EXERCISE> Search the data below for the word "Godowns" and copy each line that holds it.

begin

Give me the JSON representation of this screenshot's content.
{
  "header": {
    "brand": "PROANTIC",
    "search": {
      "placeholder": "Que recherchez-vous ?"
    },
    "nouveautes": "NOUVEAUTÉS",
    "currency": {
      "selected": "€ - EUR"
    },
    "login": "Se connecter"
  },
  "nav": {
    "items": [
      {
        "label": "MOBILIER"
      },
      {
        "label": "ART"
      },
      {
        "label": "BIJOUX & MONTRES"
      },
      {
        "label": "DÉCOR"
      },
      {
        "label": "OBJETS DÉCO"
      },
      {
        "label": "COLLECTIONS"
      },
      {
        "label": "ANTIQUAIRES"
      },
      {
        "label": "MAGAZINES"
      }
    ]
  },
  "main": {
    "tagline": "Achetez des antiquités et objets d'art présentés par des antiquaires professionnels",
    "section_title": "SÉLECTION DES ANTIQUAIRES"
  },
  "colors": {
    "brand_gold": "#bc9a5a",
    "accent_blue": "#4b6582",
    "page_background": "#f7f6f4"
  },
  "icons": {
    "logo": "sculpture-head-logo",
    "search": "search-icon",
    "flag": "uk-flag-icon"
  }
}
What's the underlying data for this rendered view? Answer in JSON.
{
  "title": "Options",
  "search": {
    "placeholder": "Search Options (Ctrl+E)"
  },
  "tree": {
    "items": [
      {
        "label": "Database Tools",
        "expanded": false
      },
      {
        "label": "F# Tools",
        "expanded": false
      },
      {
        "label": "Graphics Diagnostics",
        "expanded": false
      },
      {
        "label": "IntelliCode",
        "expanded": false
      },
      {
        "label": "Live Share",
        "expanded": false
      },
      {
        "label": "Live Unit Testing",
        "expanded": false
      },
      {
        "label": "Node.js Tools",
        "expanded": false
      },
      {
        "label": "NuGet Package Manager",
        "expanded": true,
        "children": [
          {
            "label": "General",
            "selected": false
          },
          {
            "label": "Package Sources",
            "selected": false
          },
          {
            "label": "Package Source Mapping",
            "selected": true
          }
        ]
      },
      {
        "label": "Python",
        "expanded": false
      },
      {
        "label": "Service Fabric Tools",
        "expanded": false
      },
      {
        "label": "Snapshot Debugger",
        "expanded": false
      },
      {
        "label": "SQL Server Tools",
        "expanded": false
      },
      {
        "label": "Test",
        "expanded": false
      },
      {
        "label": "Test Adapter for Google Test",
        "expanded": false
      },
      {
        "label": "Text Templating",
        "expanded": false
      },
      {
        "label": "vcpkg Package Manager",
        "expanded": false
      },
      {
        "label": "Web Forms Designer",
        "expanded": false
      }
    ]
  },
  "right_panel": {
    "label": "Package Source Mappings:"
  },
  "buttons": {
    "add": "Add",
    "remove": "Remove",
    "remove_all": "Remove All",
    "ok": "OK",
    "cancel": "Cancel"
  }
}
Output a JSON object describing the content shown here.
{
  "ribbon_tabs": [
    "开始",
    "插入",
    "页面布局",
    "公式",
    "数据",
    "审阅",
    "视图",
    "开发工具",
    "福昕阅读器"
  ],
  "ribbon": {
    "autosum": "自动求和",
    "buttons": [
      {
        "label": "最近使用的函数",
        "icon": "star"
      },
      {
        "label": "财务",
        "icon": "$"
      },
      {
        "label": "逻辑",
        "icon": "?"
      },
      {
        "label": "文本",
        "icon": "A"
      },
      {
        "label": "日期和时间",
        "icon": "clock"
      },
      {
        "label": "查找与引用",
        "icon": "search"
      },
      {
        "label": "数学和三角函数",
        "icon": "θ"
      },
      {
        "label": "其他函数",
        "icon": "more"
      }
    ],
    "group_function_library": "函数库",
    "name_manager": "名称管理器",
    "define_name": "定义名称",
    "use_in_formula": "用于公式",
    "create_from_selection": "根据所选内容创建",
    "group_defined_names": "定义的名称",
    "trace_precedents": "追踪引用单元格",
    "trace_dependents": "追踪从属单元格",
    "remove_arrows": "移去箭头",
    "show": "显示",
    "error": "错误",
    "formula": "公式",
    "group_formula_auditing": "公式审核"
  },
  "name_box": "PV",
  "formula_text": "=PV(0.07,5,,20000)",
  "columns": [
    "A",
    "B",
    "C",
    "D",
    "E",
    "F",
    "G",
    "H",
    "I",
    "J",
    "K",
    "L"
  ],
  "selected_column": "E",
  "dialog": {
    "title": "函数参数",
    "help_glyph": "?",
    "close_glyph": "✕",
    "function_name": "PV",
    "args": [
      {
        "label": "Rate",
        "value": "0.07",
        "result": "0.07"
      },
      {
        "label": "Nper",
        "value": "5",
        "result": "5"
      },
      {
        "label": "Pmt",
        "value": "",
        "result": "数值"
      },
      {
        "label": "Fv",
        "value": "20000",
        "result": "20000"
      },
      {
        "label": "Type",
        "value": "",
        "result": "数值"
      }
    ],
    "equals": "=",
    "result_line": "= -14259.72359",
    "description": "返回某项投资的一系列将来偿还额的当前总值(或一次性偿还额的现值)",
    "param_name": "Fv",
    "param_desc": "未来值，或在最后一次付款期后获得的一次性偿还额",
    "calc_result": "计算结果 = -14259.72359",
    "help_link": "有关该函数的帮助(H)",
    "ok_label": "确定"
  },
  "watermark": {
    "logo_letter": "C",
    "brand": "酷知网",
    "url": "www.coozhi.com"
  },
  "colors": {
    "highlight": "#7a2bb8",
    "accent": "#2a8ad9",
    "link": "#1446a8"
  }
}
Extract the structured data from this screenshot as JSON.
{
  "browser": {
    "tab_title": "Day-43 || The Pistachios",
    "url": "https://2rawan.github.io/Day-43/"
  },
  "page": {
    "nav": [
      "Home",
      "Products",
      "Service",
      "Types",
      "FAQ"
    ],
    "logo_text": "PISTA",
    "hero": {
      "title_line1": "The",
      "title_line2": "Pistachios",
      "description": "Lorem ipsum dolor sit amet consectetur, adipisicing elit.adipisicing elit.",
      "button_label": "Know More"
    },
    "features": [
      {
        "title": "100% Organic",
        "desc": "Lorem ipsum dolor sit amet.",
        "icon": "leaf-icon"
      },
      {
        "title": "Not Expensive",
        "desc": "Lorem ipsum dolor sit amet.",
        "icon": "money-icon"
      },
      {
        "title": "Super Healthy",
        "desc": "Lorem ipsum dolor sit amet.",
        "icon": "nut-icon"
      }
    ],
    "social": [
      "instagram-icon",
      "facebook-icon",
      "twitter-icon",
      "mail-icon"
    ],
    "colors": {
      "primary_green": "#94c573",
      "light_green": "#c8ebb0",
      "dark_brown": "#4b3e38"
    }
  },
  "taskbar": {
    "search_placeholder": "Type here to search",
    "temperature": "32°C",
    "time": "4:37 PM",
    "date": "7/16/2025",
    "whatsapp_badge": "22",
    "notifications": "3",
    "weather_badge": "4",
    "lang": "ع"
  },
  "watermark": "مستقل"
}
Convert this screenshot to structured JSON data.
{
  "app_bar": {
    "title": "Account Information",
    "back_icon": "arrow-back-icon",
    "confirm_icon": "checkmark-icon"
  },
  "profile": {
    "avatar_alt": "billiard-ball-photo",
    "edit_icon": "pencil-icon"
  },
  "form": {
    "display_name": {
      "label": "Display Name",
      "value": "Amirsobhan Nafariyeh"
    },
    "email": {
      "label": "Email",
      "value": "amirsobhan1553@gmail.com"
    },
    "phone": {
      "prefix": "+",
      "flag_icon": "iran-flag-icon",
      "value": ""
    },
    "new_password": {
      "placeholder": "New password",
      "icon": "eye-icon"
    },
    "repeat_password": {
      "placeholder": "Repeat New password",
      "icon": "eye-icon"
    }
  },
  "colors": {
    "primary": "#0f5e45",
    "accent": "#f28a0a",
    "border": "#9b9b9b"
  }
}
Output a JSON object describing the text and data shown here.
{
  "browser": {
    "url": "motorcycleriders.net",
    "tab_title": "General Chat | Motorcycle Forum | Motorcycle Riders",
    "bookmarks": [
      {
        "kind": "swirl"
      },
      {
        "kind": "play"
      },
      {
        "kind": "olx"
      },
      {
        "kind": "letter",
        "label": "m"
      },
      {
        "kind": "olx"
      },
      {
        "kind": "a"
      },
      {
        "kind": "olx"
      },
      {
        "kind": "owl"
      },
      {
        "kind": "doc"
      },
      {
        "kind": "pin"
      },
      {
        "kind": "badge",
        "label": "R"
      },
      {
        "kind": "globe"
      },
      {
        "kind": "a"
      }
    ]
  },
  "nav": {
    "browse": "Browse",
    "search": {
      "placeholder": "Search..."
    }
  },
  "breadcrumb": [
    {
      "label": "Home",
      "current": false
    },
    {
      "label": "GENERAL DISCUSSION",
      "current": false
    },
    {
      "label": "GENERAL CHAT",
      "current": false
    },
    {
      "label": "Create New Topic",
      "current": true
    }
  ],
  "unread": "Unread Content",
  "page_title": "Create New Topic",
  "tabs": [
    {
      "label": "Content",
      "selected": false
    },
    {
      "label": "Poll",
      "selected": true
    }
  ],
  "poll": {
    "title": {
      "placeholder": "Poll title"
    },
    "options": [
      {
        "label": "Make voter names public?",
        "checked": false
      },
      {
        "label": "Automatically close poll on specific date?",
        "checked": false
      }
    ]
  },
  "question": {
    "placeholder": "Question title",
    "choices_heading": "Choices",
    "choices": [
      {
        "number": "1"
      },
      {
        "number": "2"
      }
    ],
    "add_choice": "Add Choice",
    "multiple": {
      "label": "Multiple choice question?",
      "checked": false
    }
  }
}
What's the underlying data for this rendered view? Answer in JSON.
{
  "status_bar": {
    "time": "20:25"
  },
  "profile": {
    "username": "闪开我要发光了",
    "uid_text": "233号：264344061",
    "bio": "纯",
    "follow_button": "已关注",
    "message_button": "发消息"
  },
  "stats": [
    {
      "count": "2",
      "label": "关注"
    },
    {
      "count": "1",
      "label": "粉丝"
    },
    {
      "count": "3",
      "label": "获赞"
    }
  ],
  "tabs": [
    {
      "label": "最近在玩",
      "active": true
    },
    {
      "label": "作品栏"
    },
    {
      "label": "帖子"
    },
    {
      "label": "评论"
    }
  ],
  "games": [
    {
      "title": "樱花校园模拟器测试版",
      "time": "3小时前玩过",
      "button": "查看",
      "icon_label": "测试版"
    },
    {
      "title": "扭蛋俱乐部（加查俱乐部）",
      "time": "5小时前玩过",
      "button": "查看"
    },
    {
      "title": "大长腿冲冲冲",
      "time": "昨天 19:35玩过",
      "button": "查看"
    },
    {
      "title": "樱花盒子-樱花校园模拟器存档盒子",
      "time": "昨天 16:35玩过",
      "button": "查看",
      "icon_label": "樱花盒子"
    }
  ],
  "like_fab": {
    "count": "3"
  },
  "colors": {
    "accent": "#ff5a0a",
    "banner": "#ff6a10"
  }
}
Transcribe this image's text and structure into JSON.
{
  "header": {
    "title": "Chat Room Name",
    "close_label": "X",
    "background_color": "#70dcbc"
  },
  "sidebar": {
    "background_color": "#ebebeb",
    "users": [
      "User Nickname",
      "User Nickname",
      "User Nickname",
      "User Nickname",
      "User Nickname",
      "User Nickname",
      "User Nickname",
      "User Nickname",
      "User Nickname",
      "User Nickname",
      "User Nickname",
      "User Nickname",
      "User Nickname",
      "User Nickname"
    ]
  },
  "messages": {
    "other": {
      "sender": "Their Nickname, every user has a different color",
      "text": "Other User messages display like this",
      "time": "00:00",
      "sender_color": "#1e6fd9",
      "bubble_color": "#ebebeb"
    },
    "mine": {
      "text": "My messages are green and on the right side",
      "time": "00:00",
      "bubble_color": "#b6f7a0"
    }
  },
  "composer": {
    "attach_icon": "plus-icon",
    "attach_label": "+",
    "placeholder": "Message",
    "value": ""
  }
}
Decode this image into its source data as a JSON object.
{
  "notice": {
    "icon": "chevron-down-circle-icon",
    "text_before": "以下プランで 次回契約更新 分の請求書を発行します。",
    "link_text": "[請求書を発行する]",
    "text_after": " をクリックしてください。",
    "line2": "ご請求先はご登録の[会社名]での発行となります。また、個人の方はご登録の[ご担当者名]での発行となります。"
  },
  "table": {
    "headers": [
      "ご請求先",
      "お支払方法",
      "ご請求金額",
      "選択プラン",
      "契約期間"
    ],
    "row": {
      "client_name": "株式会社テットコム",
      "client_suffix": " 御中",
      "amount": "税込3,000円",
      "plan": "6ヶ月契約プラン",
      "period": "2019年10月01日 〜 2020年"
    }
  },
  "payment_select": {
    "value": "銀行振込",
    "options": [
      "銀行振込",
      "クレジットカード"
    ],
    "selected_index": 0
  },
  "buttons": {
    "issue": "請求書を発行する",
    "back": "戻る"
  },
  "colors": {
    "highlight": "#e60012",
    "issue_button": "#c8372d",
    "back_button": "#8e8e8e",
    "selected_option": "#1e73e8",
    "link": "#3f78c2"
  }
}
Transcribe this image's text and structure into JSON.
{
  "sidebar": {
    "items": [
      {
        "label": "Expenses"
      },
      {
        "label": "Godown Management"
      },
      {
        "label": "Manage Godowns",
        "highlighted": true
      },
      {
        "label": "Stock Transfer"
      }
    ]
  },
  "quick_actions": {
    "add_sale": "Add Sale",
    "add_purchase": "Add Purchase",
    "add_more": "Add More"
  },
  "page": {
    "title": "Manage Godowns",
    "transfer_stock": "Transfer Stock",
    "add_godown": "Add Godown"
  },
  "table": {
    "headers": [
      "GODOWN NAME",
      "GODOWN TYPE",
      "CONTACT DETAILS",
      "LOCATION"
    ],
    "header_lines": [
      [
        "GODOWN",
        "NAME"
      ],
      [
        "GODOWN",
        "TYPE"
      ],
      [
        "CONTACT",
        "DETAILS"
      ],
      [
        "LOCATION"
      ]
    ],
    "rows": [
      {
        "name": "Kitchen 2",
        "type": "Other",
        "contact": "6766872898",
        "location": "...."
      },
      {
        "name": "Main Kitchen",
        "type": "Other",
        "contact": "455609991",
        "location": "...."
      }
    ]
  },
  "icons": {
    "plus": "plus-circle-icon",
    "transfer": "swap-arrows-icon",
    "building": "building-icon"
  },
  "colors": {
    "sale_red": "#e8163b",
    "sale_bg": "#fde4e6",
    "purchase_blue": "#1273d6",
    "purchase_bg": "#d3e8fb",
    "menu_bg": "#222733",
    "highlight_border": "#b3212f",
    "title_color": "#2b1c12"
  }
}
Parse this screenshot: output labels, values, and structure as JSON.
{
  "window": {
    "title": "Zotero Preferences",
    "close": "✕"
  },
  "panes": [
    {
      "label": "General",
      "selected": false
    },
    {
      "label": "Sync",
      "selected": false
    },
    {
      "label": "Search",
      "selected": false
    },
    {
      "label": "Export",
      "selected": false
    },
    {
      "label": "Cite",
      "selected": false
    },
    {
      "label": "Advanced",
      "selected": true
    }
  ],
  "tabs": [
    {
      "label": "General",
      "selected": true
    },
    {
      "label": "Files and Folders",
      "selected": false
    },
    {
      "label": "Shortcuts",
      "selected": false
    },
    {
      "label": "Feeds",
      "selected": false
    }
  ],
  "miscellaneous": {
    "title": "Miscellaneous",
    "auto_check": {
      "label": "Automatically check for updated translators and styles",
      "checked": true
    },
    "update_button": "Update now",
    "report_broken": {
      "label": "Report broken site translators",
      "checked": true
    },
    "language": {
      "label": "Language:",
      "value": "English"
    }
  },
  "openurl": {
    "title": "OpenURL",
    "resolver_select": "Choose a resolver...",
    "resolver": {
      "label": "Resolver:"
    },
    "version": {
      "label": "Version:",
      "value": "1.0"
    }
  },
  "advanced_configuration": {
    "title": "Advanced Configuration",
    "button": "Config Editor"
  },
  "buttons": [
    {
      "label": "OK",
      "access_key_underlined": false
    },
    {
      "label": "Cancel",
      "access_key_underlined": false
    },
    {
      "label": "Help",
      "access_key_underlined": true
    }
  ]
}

end

TASK RESPONSE>
        "label": "Manage Godowns",
    "title": "Manage Godowns",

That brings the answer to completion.